(Saved entries)
---+---

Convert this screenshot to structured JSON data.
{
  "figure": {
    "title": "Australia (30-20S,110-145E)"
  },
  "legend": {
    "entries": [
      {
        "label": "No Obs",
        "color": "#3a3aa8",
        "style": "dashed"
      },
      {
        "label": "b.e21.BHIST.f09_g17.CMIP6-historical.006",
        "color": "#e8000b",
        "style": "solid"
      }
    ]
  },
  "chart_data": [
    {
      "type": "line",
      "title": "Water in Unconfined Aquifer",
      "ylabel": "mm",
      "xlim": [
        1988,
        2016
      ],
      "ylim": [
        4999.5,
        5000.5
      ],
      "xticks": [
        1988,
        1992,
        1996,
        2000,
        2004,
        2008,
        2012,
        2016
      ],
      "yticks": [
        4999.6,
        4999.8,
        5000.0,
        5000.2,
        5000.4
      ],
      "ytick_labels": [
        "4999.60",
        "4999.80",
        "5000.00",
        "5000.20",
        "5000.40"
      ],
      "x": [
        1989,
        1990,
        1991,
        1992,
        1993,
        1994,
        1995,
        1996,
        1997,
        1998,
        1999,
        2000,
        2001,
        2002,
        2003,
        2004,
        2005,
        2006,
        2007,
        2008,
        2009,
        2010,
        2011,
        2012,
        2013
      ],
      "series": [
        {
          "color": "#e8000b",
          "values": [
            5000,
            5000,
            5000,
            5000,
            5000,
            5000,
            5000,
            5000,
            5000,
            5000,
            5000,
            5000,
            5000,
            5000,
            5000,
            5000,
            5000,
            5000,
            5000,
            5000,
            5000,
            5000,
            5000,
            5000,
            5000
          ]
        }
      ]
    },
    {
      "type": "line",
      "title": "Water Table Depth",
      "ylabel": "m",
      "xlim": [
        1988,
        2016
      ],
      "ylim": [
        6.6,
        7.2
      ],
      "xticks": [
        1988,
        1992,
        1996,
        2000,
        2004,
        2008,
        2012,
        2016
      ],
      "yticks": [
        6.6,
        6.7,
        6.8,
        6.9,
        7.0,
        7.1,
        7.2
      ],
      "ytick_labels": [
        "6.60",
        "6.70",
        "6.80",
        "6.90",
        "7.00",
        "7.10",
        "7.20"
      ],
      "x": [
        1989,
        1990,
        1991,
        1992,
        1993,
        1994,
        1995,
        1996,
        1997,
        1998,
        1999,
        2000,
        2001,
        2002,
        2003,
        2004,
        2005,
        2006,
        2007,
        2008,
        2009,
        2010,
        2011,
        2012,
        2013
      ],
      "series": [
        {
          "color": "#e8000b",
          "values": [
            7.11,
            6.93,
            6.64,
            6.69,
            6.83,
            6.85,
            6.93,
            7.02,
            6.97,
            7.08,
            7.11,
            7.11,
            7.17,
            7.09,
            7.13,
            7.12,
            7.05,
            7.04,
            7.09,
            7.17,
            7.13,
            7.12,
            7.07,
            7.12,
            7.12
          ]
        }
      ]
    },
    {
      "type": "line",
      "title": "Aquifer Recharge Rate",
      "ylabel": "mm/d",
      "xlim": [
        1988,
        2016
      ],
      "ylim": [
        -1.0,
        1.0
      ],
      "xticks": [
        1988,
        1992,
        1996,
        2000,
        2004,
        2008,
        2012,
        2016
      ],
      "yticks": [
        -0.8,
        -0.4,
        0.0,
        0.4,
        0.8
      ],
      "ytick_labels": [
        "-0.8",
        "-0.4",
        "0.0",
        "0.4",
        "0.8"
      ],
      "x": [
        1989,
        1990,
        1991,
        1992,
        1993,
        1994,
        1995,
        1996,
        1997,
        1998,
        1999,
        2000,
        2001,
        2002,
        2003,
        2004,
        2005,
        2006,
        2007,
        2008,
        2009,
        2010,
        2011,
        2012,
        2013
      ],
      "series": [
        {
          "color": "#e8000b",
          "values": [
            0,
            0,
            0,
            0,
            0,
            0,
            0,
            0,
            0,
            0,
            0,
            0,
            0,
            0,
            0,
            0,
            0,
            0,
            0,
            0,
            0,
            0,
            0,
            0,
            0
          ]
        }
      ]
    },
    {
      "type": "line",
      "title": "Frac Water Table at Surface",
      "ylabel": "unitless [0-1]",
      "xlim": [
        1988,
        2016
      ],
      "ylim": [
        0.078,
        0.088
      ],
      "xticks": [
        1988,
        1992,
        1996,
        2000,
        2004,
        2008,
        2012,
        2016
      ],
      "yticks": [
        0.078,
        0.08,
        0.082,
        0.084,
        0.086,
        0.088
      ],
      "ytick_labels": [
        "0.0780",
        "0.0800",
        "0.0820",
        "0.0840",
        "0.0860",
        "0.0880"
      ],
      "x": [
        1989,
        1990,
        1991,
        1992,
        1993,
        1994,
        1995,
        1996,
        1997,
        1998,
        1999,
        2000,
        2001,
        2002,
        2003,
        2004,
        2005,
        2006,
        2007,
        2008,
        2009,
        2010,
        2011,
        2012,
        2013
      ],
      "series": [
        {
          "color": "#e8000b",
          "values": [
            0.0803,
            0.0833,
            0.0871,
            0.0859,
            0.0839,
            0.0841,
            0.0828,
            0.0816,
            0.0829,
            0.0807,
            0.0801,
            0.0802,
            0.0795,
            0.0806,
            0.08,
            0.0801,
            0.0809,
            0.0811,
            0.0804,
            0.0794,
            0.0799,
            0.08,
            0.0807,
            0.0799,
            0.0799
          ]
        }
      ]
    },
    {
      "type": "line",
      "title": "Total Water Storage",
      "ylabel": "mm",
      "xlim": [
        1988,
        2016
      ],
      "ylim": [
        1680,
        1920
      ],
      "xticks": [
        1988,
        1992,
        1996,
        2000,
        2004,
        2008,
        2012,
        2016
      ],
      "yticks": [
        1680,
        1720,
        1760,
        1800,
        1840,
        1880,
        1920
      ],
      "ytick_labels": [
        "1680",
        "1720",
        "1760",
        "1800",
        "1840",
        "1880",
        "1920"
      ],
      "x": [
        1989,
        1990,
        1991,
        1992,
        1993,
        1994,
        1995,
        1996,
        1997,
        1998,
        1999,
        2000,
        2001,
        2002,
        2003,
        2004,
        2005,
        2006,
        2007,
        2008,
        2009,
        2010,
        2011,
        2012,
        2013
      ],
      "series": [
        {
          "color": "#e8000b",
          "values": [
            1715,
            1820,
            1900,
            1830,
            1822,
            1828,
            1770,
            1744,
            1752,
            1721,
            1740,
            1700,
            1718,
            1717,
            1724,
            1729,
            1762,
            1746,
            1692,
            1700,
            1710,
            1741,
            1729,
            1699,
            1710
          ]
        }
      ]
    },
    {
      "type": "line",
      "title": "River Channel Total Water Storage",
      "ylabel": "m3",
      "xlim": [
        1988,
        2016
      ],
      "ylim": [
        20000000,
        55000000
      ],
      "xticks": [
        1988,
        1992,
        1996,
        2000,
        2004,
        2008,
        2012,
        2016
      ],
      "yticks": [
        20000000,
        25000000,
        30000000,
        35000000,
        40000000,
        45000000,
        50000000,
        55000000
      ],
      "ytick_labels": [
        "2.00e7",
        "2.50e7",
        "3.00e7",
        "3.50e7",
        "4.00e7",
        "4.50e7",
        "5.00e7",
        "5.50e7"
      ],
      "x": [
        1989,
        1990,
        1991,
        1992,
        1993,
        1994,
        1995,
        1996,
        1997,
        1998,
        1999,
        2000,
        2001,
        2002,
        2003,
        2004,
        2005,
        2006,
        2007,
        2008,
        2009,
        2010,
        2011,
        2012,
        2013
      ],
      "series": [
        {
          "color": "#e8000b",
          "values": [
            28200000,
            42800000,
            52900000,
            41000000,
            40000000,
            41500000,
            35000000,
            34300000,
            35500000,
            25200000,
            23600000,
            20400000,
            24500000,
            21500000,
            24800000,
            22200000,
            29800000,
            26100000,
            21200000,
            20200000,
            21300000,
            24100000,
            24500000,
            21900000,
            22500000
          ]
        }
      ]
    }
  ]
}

---+---

What is the number of lines in this listing that contain the word "title"? Answer with that number and nothing else.

7